Task statement:
Extract the line that contains "Give me the" and every line after it through the end of the records below, exactly as written, leaving out any pictures.
#####
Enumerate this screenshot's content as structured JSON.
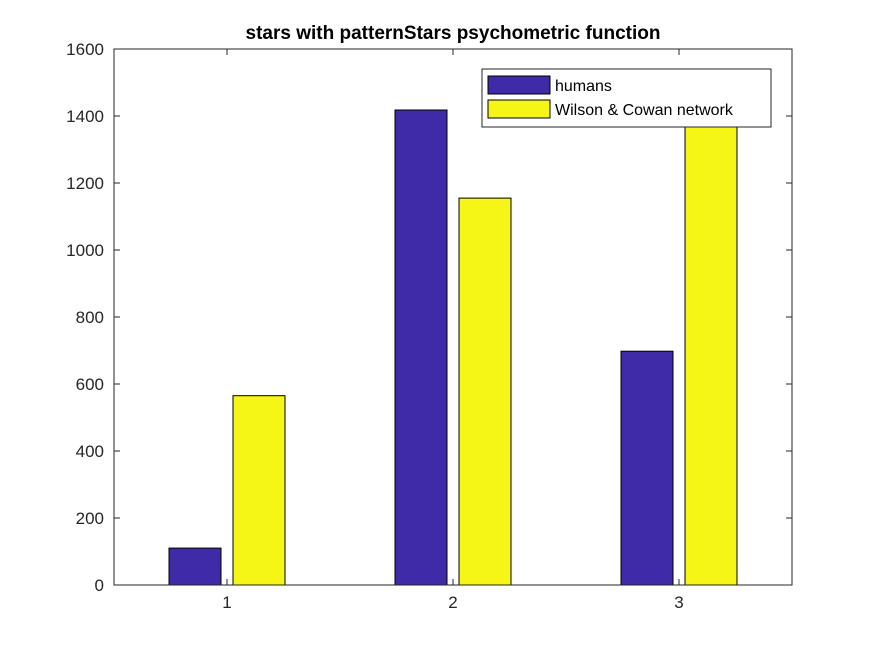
{
  "chart_data": {
    "type": "bar",
    "title": "stars with patternStars psychometric function",
    "xlabel": "",
    "ylabel": "",
    "categories": [
      "1",
      "2",
      "3"
    ],
    "series": [
      {
        "name": "humans",
        "color": "#3f2aa8",
        "values": [
          110,
          1418,
          698
        ]
      },
      {
        "name": "Wilson & Cowan network",
        "color": "#f5f516",
        "values": [
          565,
          1155,
          1460
        ]
      }
    ],
    "ylim": [
      0,
      1600
    ],
    "yticks": [
      0,
      200,
      400,
      600,
      800,
      1000,
      1200,
      1400,
      1600
    ],
    "grid": false,
    "legend_position": "top-right"
  }
}
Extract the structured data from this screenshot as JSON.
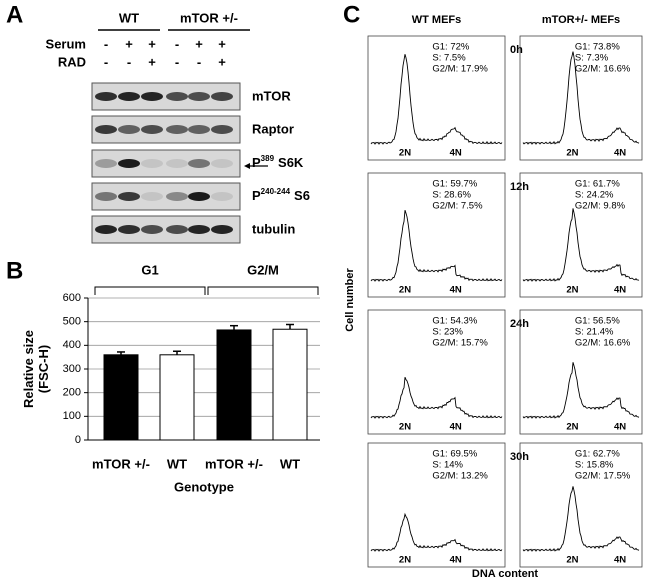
{
  "panel_a": {
    "label": "A",
    "groups": [
      "WT",
      "mTOR +/-"
    ],
    "rows": [
      {
        "name": "Serum",
        "signs": [
          "-",
          "+",
          "+",
          "-",
          "+",
          "+"
        ]
      },
      {
        "name": "RAD",
        "signs": [
          "-",
          "-",
          "+",
          "-",
          "-",
          "+"
        ]
      }
    ],
    "blots": [
      {
        "text": "mTOR"
      },
      {
        "text": "Raptor"
      },
      {
        "prefix": "P",
        "sup": "389",
        "suffix": "S6K"
      },
      {
        "prefix": "P",
        "sup": "240-244",
        "suffix": "S6"
      },
      {
        "text": "tubulin"
      }
    ]
  },
  "panel_b": {
    "label": "B",
    "type": "bar",
    "groups": [
      "G1",
      "G2/M"
    ],
    "categories": [
      "mTOR +/-",
      "WT",
      "mTOR +/-",
      "WT"
    ],
    "values": [
      360,
      360,
      465,
      468
    ],
    "errors": [
      12,
      15,
      18,
      20
    ],
    "colors": [
      "#000000",
      "#ffffff",
      "#000000",
      "#ffffff"
    ],
    "ylabel": [
      "Relative size",
      "(FSC-H)"
    ],
    "xlabel": "Genotype",
    "ylim": [
      0,
      600
    ],
    "yticks": [
      0,
      100,
      200,
      300,
      400,
      500,
      600
    ],
    "grid": true
  },
  "panel_c": {
    "label": "C",
    "columns": [
      "WT MEFs",
      "mTOR+/- MEFs"
    ],
    "times": [
      "0h",
      "12h",
      "24h",
      "30h"
    ],
    "stats": [
      [
        [
          "G1: 72%",
          "S: 7.5%",
          "G2/M: 17.9%"
        ],
        [
          "G1: 73.8%",
          "S: 7.3%",
          "G2/M: 16.6%"
        ]
      ],
      [
        [
          "G1: 59.7%",
          "S: 28.6%",
          "G2/M: 7.5%"
        ],
        [
          "G1: 61.7%",
          "S: 24.2%",
          "G2/M: 9.8%"
        ]
      ],
      [
        [
          "G1: 54.3%",
          "S: 23%",
          "G2/M: 15.7%"
        ],
        [
          "G1: 56.5%",
          "S: 21.4%",
          "G2/M: 16.6%"
        ]
      ],
      [
        [
          "G1: 69.5%",
          "S: 14%",
          "G2/M: 13.2%"
        ],
        [
          "G1: 62.7%",
          "S: 15.8%",
          "G2/M: 17.5%"
        ]
      ]
    ],
    "axis_ticks": [
      "2N",
      "4N"
    ],
    "ylabel": "Cell number",
    "xlabel": "DNA content"
  }
}
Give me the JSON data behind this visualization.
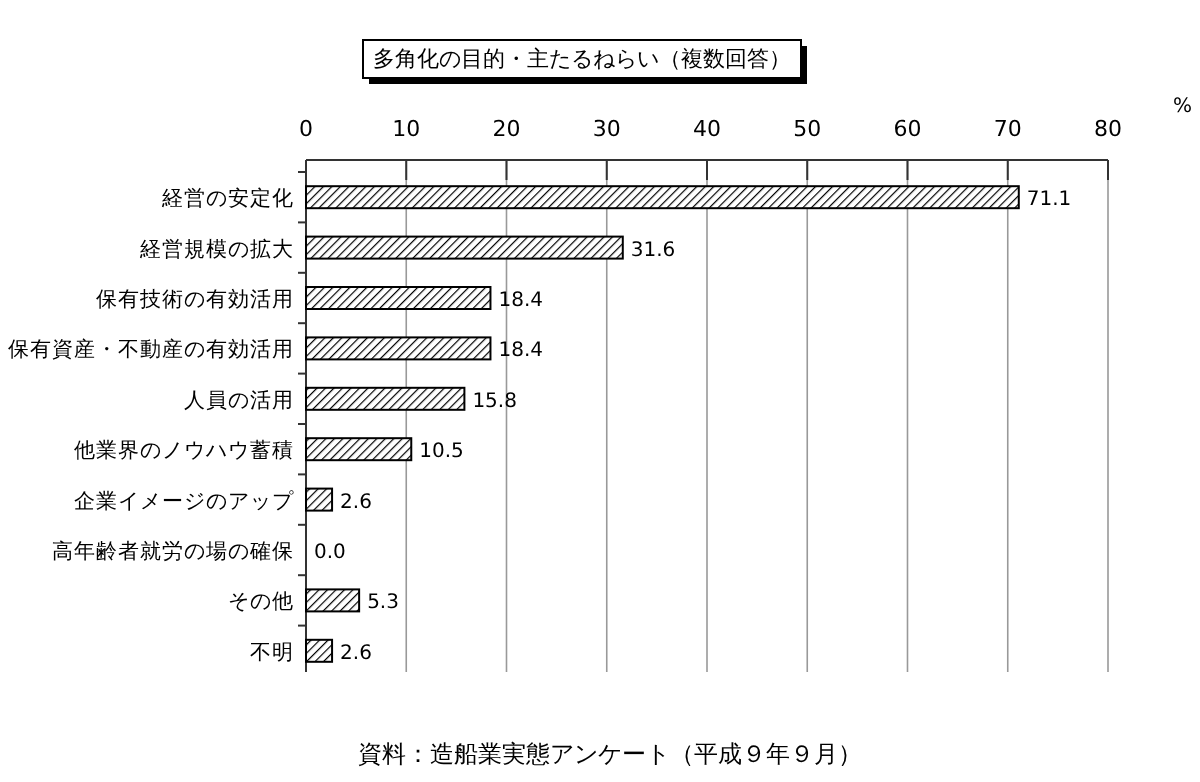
{
  "chart_data": {
    "type": "bar",
    "orientation": "horizontal",
    "title": "多角化の目的・主たるねらい（複数回答）",
    "xlabel": "%",
    "categories": [
      "経営の安定化",
      "経営規模の拡大",
      "保有技術の有効活用",
      "保有資産・不動産の有効活用",
      "人員の活用",
      "他業界のノウハウ蓄積",
      "企業イメージのアップ",
      "高年齢者就労の場の確保",
      "その他",
      "不明"
    ],
    "values": [
      71.1,
      31.6,
      18.4,
      18.4,
      15.8,
      10.5,
      2.6,
      0.0,
      5.3,
      2.6
    ],
    "value_labels": [
      "71.1",
      "31.6",
      "18.4",
      "18.4",
      "15.8",
      "10.5",
      "2.6",
      "0.0",
      "5.3",
      "2.6"
    ],
    "color": "#000000",
    "xlim": [
      0,
      80
    ],
    "xticks": [
      0,
      10,
      20,
      30,
      40,
      50,
      60,
      70,
      80
    ],
    "grid": "x",
    "annotations": [
      "資料：造船業実態アンケート（平成９年９月）"
    ]
  }
}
#####
Complete output:
Give me the JSON data behind this visualization.
{
  "chart_data": {
    "type": "bar",
    "orientation": "horizontal",
    "title": "多角化の目的・主たるねらい（複数回答）",
    "xlabel": "%",
    "categories": [
      "経営の安定化",
      "経営規模の拡大",
      "保有技術の有効活用",
      "保有資産・不動産の有効活用",
      "人員の活用",
      "他業界のノウハウ蓄積",
      "企業イメージのアップ",
      "高年齢者就労の場の確保",
      "その他",
      "不明"
    ],
    "values": [
      71.1,
      31.6,
      18.4,
      18.4,
      15.8,
      10.5,
      2.6,
      0.0,
      5.3,
      2.6
    ],
    "value_labels": [
      "71.1",
      "31.6",
      "18.4",
      "18.4",
      "15.8",
      "10.5",
      "2.6",
      "0.0",
      "5.3",
      "2.6"
    ],
    "color": "#000000",
    "xlim": [
      0,
      80
    ],
    "xticks": [
      0,
      10,
      20,
      30,
      40,
      50,
      60,
      70,
      80
    ],
    "grid": "x",
    "annotations": [
      "資料：造船業実態アンケート（平成９年９月）"
    ]
  }
}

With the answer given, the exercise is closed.